Comb through the entries for "benefício" and pull out each line that holds it.

### Exercise material
..............................
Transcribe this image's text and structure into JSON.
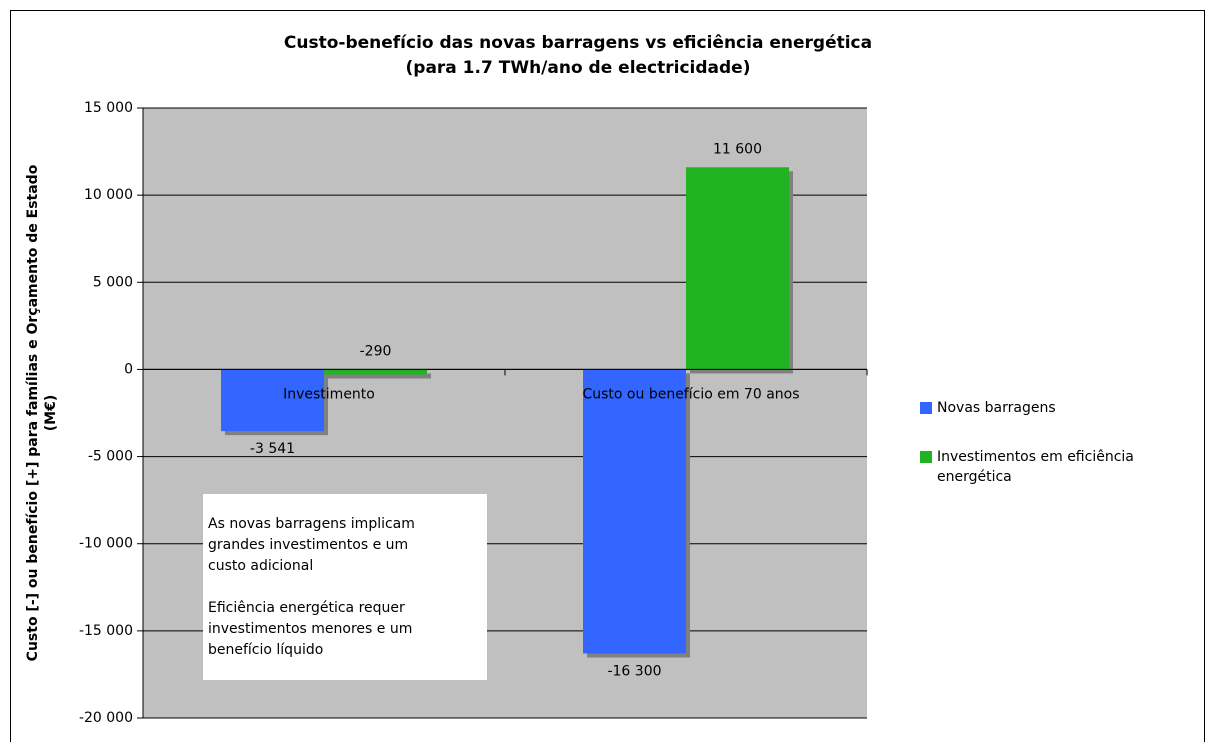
{
  "chart_data": {
    "type": "bar",
    "title": [
      "Custo-benefício das novas barragens vs eficiência energética",
      "(para 1.7 TWh/ano de electricidade)"
    ],
    "ylabel": [
      "Custo [-] ou benefício [+] para famílias e Orçamento de Estado",
      "(M€)"
    ],
    "categories": [
      "Investimento",
      "Custo ou benefício em 70 anos"
    ],
    "series": [
      {
        "name": "Novas barragens",
        "color": "#3366ff",
        "values": [
          -3541,
          -16300
        ],
        "value_labels": [
          "-3 541",
          "-16 300"
        ]
      },
      {
        "name": "Investimentos em eficiência energética",
        "color": "#22b322",
        "values": [
          -290,
          11600
        ],
        "value_labels": [
          "-290",
          "11 600"
        ]
      }
    ],
    "ylim": [
      -20000,
      15000
    ],
    "yticks": [
      {
        "value": 15000,
        "label": "15 000"
      },
      {
        "value": 10000,
        "label": "10 000"
      },
      {
        "value": 5000,
        "label": "5 000"
      },
      0,
      {
        "value": -5000,
        "label": "-5 000"
      },
      {
        "value": -10000,
        "label": "-10 000"
      },
      {
        "value": -15000,
        "label": "-15 000"
      },
      {
        "value": -20000,
        "label": "-20 000"
      }
    ],
    "grid": true,
    "plot_background": "#c0c0c0",
    "annotation": [
      [
        "As novas barragens implicam",
        "grandes investimentos e um",
        "custo adicional"
      ],
      [
        "Eficiência energética requer",
        "investimentos menores e um",
        "benefício líquido"
      ]
    ]
  }
}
..............................
### Solution below
      "Custo-benefício das novas barragens vs eficiência energética",
      "Custo [-] ou benefício [+] para famílias e Orçamento de Estado",
      "Custo ou benefício em 70 anos"
        "benefício líquido"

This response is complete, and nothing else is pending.